Short exercise 1 |
Rewrite the records from the line with "candle [838, 416, 841, 432]" to the line with "candle [46, 208, 49, 225]", switching "volume-bar" to "volume-column" and leaving everything else as is. Return only those lines.

Document section |

Now we know where to look for matches, but how can we evaluate if two pixels match? A simple approach would be to directly compare the pixel (x₁, y₁) with each pixel in the search interval. We have to choose a metric for the comparison. For example, we could use something simple like the absolute difference of the pixel intensities, or something more complicated like a mutual information criterion.

Regardless of the criterion that we choose, this simple approach considers the match of pixel (x₁, y₁) in isolation of its neighbors. But that can be a problem. For example, there may be repeating patterns so (x₁, y₁) may match well with multiple pixels. Neighboring pixels in image 1 should match with pixels that are close to each other in image 0. So it would make sense to pick the matching pixel that’s closest to the match of the neighbors of (x₁, y₁), but that may not happen with a simple criterion like the one above. Noise could also affect the pixel values so we might get inaccurate matches even without repeating patterns.

Supplied data |
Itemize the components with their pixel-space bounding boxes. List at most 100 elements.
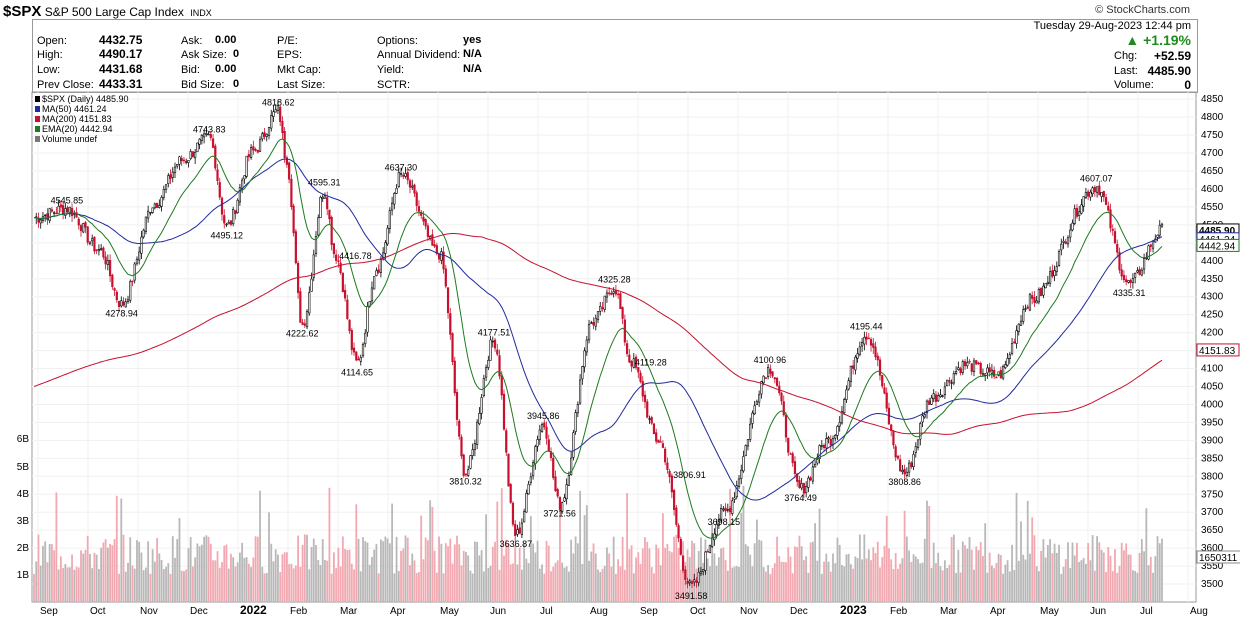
candle [838, 416, 841, 432]
candle [668, 468, 671, 484]
volume-bar [923, 538, 926, 602]
candle [1154, 234, 1157, 243]
volume-bar [568, 571, 570, 602]
volume-bar [1073, 555, 1076, 602]
volume-bar [198, 546, 201, 602]
volume-bar [550, 571, 552, 602]
candle [800, 477, 803, 491]
volume-bar [872, 547, 875, 602]
volume-bar [999, 555, 1002, 602]
candle [46, 208, 49, 225]
up-arrow-icon: ▲ [1125, 32, 1140, 48]
candle [207, 131, 210, 136]
volume-bar [171, 536, 174, 602]
candle [209, 130, 212, 141]
volume-bar [991, 565, 993, 602]
volume-bar [899, 563, 902, 602]
volume-bar [274, 549, 277, 602]
x-tick-label: Sep [40, 606, 58, 617]
candle [916, 439, 920, 451]
volume-bar [961, 541, 964, 602]
volume-bar [780, 561, 783, 602]
candle [171, 167, 174, 183]
candle [147, 205, 150, 223]
volume-bar [1102, 552, 1105, 602]
volume-bar [230, 553, 232, 602]
volume-bar [458, 544, 461, 602]
volume-bar [1105, 571, 1107, 602]
volume-bar [482, 571, 485, 602]
volume-bar [227, 568, 230, 602]
candle [500, 371, 503, 400]
volume-bar [937, 552, 940, 602]
candle [404, 167, 407, 179]
candle [35, 212, 38, 225]
volume-tick-label: 2B [17, 543, 30, 554]
candle [775, 376, 779, 388]
open-value: 4432.75 [99, 33, 143, 47]
volume-bar [187, 548, 190, 602]
candle [988, 362, 991, 377]
candle [995, 376, 998, 379]
candle [261, 131, 264, 142]
candle [867, 333, 870, 340]
candle [444, 264, 447, 289]
candle [117, 300, 121, 312]
candle [907, 459, 911, 477]
candle [498, 349, 501, 380]
candle [552, 452, 555, 481]
brand-watermark: © StockCharts.com [1095, 4, 1190, 16]
candle [630, 360, 633, 372]
candle [138, 246, 141, 265]
volume-bar [176, 539, 179, 602]
candle [332, 243, 336, 258]
volume-bar [1109, 555, 1112, 602]
volume-bar [1125, 543, 1128, 602]
candle [719, 504, 723, 523]
candle [813, 460, 817, 468]
candle [1044, 283, 1047, 289]
volume-bar [975, 546, 978, 602]
candle [531, 459, 535, 480]
volume-bar [427, 540, 429, 602]
volume-bar [720, 548, 722, 602]
volume-bar [279, 572, 282, 602]
candle [847, 377, 850, 391]
volume-bar [109, 543, 111, 602]
candle [164, 184, 168, 194]
volume-bar [543, 573, 546, 602]
volume-bar [852, 568, 855, 602]
volume-bar [807, 572, 810, 602]
volume-bar [892, 569, 895, 602]
candle [646, 399, 649, 419]
candle [910, 461, 913, 469]
volume-bar [35, 561, 38, 602]
candle [111, 273, 114, 290]
volume-bar [44, 541, 47, 602]
volume-bar [576, 543, 579, 602]
volume-bar [1093, 570, 1096, 602]
volume-bar [536, 540, 539, 602]
volume-bar [156, 537, 158, 602]
candle [896, 455, 900, 461]
volume-bar [471, 573, 474, 602]
candle [232, 206, 235, 227]
candle [818, 444, 821, 464]
candle [572, 429, 575, 461]
volume-bar [299, 566, 302, 602]
volume-bar [814, 523, 816, 602]
candle [661, 440, 665, 449]
candle [860, 337, 864, 352]
candle [930, 394, 933, 406]
volume-bar [816, 560, 819, 602]
volume-bar [467, 555, 470, 602]
volume-bar [778, 556, 781, 602]
volume-bar [324, 559, 326, 602]
candle [972, 357, 976, 377]
volume-bar [563, 567, 566, 602]
candle [556, 487, 559, 499]
candle [108, 254, 112, 282]
candle [950, 379, 953, 390]
candle [243, 175, 246, 184]
volume-tag: 1650311 [1196, 550, 1240, 564]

Short exercise 2 |
Duplicate the whole passage on matching pixels between two images word for word.

Final answer 1 |
candle [838, 416, 841, 432]
candle [668, 468, 671, 484]
volume-column [923, 538, 926, 602]
candle [1154, 234, 1157, 243]
volume-column [568, 571, 570, 602]
volume-column [1073, 555, 1076, 602]
volume-column [198, 546, 201, 602]
volume-column [550, 571, 552, 602]
candle [800, 477, 803, 491]
volume-column [872, 547, 875, 602]
volume-column [999, 555, 1002, 602]
candle [46, 208, 49, 225]

Final answer 2 |
Now we know where to look for matches, but how can we evaluate if two pixels match? A simple approach would be to directly compare the pixel (x₁, y₁) with each pixel in the search interval. We have to choose a metric for the comparison. For example, we could use something simple like the absolute difference of the pixel intensities, or something more complicated like a mutual information criterion.

Regardless of the criterion that we choose, this simple approach considers the match of pixel (x₁, y₁) in isolation of its neighbors. But that can be a problem. For example, there may be repeating patterns so (x₁, y₁) may match well with multiple pixels. Neighboring pixels in image 1 should match with pixels that are close to each other in image 0. So it would make sense to pick the matching pixel that’s closest to the match of the neighbors of (x₁, y₁), but that may not happen with a simple criterion like the one above. Noise could also affect the pixel values so we might get inaccurate matches even without repeating patterns.